▸ Problem: Repeat each record below exactly as given.
--------
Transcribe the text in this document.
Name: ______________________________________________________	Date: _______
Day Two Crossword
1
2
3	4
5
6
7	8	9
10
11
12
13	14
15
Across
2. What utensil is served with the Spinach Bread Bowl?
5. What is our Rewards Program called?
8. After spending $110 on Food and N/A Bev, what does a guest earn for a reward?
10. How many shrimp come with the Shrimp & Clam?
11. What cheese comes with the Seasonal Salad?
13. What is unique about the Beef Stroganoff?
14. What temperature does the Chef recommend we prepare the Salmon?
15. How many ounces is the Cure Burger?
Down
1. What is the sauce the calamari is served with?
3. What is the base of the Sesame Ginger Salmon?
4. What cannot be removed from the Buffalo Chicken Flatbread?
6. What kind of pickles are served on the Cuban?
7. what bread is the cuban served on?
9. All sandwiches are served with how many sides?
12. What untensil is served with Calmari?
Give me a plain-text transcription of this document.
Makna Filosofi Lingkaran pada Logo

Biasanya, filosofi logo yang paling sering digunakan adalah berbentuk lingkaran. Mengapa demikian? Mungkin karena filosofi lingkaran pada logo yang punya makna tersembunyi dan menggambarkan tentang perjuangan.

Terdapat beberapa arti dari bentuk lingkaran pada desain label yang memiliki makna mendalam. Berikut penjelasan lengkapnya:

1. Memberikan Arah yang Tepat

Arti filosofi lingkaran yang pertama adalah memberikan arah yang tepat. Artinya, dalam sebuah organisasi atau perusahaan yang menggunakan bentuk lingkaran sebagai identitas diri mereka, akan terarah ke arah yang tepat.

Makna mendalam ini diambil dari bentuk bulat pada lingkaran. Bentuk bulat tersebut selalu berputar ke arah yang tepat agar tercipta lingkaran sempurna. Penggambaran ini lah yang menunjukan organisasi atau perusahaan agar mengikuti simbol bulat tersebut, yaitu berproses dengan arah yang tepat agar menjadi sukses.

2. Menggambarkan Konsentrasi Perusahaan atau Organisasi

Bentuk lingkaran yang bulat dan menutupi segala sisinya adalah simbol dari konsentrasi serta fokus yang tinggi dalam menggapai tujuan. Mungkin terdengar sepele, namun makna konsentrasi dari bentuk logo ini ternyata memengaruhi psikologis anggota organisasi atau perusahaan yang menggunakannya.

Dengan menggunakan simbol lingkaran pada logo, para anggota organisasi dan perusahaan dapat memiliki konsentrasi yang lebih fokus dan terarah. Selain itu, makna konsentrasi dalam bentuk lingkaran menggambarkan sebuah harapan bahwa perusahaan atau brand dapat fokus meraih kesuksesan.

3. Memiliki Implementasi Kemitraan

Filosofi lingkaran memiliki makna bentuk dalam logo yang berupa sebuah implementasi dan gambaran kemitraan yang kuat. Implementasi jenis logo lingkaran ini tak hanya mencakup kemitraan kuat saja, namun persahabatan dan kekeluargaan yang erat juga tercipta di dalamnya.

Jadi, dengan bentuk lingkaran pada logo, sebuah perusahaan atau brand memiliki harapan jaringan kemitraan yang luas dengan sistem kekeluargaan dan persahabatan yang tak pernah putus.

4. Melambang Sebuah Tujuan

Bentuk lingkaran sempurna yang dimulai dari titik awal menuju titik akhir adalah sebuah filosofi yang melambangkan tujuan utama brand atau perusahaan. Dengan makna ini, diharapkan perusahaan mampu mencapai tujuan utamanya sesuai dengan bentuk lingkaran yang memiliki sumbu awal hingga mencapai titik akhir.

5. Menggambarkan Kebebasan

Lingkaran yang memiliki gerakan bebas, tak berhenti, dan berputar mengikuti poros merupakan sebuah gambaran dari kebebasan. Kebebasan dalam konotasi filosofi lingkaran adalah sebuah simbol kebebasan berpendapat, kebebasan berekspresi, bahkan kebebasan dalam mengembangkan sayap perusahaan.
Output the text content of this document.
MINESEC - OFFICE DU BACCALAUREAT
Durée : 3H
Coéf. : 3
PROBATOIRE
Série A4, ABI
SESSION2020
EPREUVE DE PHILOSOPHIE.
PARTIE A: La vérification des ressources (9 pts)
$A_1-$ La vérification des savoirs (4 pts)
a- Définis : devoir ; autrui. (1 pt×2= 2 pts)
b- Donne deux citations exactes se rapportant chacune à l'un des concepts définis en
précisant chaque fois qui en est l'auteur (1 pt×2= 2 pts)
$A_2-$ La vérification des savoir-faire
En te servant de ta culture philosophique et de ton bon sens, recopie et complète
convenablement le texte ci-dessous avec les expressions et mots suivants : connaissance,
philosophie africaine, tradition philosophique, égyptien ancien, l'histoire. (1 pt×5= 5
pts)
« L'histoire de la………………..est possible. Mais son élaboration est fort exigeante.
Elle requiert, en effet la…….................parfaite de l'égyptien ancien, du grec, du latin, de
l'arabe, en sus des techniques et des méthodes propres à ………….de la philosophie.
--------
▸ The result:
Transcribe the text in this document.
Name: ______________________________________________________	Date: _______
Day Two Crossword
1
2
3	4
5
6
7	8	9
10
11
12
13	14
15
Across
2. What utensil is served with the Spinach Bread Bowl?
5. What is our Rewards Program called?
8. After spending $110 on Food and N/A Bev, what does a guest earn for a reward?
10. How many shrimp come with the Shrimp & Clam?
11. What cheese comes with the Seasonal Salad?
13. What is unique about the Beef Stroganoff?
14. What temperature does the Chef recommend we prepare the Salmon?
15. How many ounces is the Cure Burger?
Down
1. What is the sauce the calamari is served with?
3. What is the base of the Sesame Ginger Salmon?
4. What cannot be removed from the Buffalo Chicken Flatbread?
6. What kind of pickles are served on the Cuban?
7. what bread is the cuban served on?
9. All sandwiches are served with how many sides?
12. What untensil is served with Calmari?
Give me a plain-text transcription of this document.
Makna Filosofi Lingkaran pada Logo

Biasanya, filosofi logo yang paling sering digunakan adalah berbentuk lingkaran. Mengapa demikian? Mungkin karena filosofi lingkaran pada logo yang punya makna tersembunyi dan menggambarkan tentang perjuangan.

Terdapat beberapa arti dari bentuk lingkaran pada desain label yang memiliki makna mendalam. Berikut penjelasan lengkapnya:

1. Memberikan Arah yang Tepat

Arti filosofi lingkaran yang pertama adalah memberikan arah yang tepat. Artinya, dalam sebuah organisasi atau perusahaan yang menggunakan bentuk lingkaran sebagai identitas diri mereka, akan terarah ke arah yang tepat.

Makna mendalam ini diambil dari bentuk bulat pada lingkaran. Bentuk bulat tersebut selalu berputar ke arah yang tepat agar tercipta lingkaran sempurna. Penggambaran ini lah yang menunjukan organisasi atau perusahaan agar mengikuti simbol bulat tersebut, yaitu berproses dengan arah yang tepat agar menjadi sukses.

2. Menggambarkan Konsentrasi Perusahaan atau Organisasi

Bentuk lingkaran yang bulat dan menutupi segala sisinya adalah simbol dari konsentrasi serta fokus yang tinggi dalam menggapai tujuan. Mungkin terdengar sepele, namun makna konsentrasi dari bentuk logo ini ternyata memengaruhi psikologis anggota organisasi atau perusahaan yang menggunakannya.

Dengan menggunakan simbol lingkaran pada logo, para anggota organisasi dan perusahaan dapat memiliki konsentrasi yang lebih fokus dan terarah. Selain itu, makna konsentrasi dalam bentuk lingkaran menggambarkan sebuah harapan bahwa perusahaan atau brand dapat fokus meraih kesuksesan.

3. Memiliki Implementasi Kemitraan

Filosofi lingkaran memiliki makna bentuk dalam logo yang berupa sebuah implementasi dan gambaran kemitraan yang kuat. Implementasi jenis logo lingkaran ini tak hanya mencakup kemitraan kuat saja, namun persahabatan dan kekeluargaan yang erat juga tercipta di dalamnya.

Jadi, dengan bentuk lingkaran pada logo, sebuah perusahaan atau brand memiliki harapan jaringan kemitraan yang luas dengan sistem kekeluargaan dan persahabatan yang tak pernah putus.

4. Melambang Sebuah Tujuan

Bentuk lingkaran sempurna yang dimulai dari titik awal menuju titik akhir adalah sebuah filosofi yang melambangkan tujuan utama brand atau perusahaan. Dengan makna ini, diharapkan perusahaan mampu mencapai tujuan utamanya sesuai dengan bentuk lingkaran yang memiliki sumbu awal hingga mencapai titik akhir.

5. Menggambarkan Kebebasan

Lingkaran yang memiliki gerakan bebas, tak berhenti, dan berputar mengikuti poros merupakan sebuah gambaran dari kebebasan. Kebebasan dalam konotasi filosofi lingkaran adalah sebuah simbol kebebasan berpendapat, kebebasan berekspresi, bahkan kebebasan dalam mengembangkan sayap perusahaan.
Output the text content of this document.
MINESEC - OFFICE DU BACCALAUREAT
Durée : 3H
Coéf. : 3
PROBATOIRE
Série A4, ABI
SESSION2020
EPREUVE DE PHILOSOPHIE.
PARTIE A: La vérification des ressources (9 pts)
$A_1-$ La vérification des savoirs (4 pts)
a- Définis : devoir ; autrui. (1 pt×2= 2 pts)
b- Donne deux citations exactes se rapportant chacune à l'un des concepts définis en
précisant chaque fois qui en est l'auteur (1 pt×2= 2 pts)
$A_2-$ La vérification des savoir-faire
En te servant de ta culture philosophique et de ton bon sens, recopie et complète
convenablement le texte ci-dessous avec les expressions et mots suivants : connaissance,
philosophie africaine, tradition philosophique, égyptien ancien, l'histoire. (1 pt×5= 5
pts)
« L'histoire de la………………..est possible. Mais son élaboration est fort exigeante.
Elle requiert, en effet la…….................parfaite de l'égyptien ancien, du grec, du latin, de
l'arabe, en sus des techniques et des méthodes propres à ………….de la philosophie.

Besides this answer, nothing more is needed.